__Goal__
Return the lines where the word "object" occurs.

__Data to use__
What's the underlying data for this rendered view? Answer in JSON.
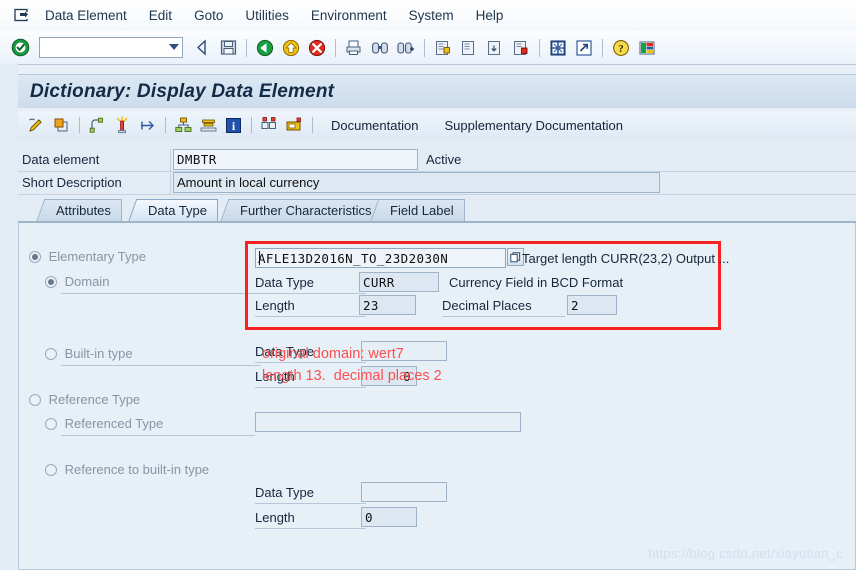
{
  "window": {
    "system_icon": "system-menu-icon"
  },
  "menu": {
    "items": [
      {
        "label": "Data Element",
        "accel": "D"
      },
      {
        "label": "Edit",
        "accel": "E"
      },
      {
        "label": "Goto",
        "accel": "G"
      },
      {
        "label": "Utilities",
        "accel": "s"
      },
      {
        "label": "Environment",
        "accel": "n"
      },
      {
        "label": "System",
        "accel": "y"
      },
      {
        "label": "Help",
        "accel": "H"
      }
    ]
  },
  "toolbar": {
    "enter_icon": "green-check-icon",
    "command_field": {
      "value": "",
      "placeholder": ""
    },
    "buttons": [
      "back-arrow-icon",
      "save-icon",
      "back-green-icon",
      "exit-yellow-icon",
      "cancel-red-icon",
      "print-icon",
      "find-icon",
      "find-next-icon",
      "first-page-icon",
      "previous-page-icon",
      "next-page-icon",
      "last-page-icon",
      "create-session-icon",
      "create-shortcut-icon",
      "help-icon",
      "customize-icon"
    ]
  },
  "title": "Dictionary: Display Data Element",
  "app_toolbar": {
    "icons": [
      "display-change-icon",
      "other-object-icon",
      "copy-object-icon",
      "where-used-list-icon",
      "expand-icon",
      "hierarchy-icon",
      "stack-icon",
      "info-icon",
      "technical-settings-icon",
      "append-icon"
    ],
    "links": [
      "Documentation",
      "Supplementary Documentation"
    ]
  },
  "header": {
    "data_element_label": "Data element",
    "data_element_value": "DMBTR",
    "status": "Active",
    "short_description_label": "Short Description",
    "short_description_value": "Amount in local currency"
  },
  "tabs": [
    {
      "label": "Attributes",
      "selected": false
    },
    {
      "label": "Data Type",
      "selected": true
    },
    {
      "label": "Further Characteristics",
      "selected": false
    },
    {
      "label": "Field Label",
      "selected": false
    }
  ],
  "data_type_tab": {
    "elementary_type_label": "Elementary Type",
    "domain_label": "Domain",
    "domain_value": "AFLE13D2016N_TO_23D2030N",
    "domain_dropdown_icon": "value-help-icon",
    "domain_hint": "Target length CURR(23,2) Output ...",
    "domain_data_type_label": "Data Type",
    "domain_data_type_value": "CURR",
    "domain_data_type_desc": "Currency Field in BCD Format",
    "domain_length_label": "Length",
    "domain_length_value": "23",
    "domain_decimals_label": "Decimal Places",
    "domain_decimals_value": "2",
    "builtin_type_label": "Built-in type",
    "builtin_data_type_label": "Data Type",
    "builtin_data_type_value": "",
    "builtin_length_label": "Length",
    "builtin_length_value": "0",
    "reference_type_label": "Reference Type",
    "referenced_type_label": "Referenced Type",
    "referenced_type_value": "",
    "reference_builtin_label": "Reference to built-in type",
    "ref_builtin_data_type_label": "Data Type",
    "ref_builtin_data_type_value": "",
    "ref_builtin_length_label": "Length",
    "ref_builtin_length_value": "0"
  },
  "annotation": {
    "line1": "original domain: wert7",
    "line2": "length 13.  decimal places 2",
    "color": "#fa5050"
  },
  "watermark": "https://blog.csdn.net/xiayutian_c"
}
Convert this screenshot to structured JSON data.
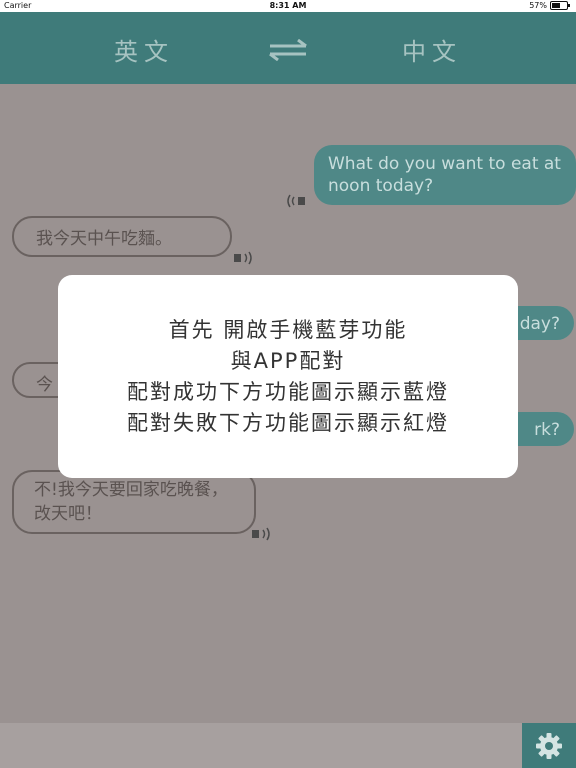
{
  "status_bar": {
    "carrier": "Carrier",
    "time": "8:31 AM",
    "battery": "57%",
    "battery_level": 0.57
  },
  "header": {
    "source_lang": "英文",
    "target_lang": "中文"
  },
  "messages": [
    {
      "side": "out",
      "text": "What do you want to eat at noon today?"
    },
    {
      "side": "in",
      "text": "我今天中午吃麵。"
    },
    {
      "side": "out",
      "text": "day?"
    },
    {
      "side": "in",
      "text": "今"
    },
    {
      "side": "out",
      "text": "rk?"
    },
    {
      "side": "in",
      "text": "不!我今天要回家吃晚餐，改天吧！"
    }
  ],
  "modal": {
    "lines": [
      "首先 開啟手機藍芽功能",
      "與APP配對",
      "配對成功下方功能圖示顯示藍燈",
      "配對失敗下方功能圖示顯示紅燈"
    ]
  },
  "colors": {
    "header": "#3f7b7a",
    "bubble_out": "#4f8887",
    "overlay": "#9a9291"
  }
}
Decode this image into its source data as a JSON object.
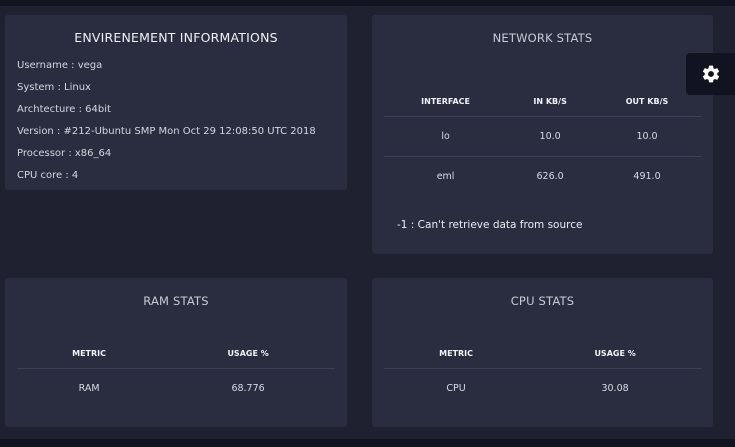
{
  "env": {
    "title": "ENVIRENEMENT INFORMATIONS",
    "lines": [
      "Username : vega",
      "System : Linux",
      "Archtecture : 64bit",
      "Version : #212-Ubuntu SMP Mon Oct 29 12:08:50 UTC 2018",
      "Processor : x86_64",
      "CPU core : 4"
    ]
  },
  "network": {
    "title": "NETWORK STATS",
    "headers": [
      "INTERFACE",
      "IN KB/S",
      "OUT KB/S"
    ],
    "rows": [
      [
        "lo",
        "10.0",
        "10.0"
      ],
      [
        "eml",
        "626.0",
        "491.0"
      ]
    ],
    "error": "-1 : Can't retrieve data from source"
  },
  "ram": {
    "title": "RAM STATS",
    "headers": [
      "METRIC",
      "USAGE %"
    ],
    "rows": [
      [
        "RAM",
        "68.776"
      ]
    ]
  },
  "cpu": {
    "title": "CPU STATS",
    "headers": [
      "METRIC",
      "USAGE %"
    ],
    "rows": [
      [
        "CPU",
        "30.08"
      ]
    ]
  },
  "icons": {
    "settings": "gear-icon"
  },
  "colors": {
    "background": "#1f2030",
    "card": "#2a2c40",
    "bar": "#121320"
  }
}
* * *
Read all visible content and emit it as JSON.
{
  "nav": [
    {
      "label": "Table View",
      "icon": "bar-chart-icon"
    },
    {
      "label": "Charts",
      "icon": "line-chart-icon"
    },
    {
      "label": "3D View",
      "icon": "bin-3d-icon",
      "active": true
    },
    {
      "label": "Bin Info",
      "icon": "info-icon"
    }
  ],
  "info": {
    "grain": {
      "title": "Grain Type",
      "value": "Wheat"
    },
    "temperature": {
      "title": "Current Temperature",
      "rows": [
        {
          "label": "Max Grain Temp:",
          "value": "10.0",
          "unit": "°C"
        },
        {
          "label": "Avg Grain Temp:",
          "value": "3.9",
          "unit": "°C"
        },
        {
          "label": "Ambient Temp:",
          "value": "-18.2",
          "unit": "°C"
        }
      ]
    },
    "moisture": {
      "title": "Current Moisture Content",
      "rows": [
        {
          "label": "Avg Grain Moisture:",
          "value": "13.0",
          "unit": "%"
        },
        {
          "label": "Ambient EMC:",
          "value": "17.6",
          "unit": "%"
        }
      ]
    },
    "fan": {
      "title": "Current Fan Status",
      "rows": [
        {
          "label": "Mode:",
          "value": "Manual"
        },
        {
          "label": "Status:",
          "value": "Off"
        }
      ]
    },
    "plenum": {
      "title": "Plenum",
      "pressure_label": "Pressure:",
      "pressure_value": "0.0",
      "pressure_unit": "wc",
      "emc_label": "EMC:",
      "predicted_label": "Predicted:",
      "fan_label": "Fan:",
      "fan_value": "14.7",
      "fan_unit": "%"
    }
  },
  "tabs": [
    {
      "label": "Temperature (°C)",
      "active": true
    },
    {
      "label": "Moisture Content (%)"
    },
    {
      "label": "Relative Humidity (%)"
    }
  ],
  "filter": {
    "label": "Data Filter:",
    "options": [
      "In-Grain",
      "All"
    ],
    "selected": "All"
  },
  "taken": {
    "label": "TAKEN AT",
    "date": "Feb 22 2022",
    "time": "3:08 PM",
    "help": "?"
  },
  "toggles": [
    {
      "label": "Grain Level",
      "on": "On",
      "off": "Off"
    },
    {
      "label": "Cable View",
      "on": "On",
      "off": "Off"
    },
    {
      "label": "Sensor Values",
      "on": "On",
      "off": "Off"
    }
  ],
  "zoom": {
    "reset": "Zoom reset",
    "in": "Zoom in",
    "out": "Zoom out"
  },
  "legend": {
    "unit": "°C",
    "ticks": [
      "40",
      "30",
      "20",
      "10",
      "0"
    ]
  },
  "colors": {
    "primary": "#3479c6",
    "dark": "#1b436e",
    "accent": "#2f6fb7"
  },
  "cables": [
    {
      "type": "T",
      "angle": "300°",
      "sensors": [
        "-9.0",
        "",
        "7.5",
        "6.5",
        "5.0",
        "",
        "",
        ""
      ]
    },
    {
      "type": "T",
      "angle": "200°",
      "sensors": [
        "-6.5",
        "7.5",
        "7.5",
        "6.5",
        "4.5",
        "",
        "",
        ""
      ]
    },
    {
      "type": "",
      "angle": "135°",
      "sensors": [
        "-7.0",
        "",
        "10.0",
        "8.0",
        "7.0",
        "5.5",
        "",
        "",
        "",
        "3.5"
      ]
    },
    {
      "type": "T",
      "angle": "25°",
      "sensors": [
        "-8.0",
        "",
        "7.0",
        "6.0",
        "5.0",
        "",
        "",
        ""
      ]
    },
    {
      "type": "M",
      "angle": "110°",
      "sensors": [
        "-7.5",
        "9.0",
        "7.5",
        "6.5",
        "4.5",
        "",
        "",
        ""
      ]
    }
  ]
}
==
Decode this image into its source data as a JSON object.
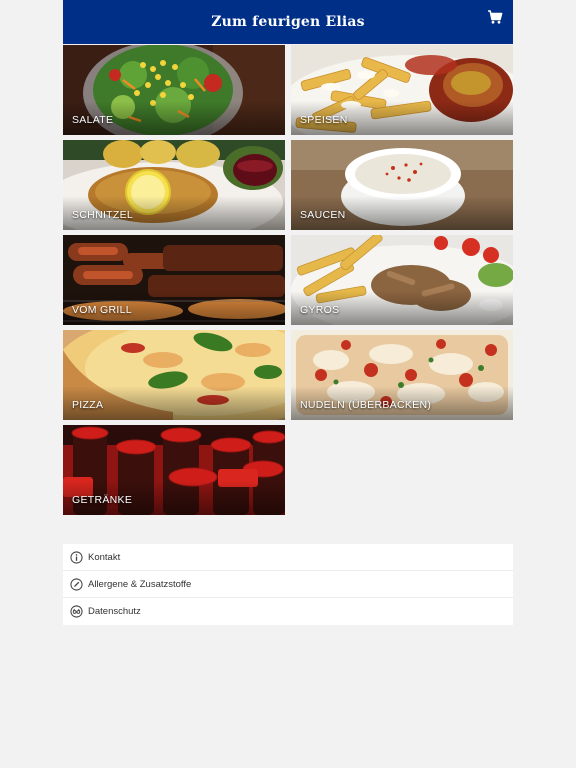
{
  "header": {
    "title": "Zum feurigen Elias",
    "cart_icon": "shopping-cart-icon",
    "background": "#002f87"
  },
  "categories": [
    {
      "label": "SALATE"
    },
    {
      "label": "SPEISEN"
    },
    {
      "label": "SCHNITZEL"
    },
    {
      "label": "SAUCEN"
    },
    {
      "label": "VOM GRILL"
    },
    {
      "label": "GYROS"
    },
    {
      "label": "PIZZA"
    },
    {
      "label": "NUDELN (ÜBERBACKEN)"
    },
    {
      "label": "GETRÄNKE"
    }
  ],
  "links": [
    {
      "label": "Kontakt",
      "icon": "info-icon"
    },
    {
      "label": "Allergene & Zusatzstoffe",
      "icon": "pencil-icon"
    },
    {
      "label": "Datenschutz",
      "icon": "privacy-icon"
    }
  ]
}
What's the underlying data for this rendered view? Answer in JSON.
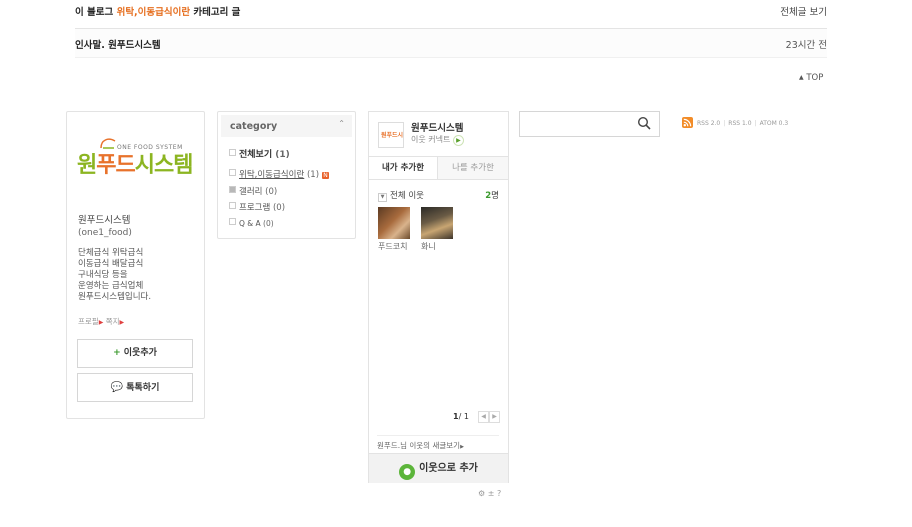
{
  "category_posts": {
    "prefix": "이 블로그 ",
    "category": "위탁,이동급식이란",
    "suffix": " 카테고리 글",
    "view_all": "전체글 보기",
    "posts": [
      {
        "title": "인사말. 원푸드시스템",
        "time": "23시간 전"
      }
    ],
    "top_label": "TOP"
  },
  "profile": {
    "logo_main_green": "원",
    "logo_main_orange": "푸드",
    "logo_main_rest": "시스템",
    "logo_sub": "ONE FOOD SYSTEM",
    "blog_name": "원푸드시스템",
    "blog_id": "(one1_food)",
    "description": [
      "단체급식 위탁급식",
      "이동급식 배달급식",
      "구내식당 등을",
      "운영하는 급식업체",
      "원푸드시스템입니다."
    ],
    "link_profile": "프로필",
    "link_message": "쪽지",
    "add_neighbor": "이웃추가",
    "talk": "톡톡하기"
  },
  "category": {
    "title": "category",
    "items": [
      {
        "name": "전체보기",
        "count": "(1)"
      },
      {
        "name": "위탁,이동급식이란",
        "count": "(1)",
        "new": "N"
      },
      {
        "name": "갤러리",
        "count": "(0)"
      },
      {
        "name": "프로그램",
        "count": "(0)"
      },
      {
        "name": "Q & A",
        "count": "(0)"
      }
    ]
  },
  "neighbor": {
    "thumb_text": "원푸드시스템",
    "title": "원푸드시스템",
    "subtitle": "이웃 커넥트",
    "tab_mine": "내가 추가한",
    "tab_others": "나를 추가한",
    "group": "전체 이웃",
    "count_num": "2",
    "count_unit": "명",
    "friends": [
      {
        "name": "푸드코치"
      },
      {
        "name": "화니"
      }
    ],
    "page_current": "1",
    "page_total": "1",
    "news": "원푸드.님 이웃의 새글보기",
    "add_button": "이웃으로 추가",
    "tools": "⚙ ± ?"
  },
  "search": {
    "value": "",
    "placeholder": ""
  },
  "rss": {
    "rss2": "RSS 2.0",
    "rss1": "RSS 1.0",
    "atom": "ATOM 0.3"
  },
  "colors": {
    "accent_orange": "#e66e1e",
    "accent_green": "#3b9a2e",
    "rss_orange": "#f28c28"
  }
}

__Output of the exercise__
      "other-object-icon",
      "copy-object-icon",
Decode this image into its source data as a JSON object.
Decode this image into its source data as a JSON object.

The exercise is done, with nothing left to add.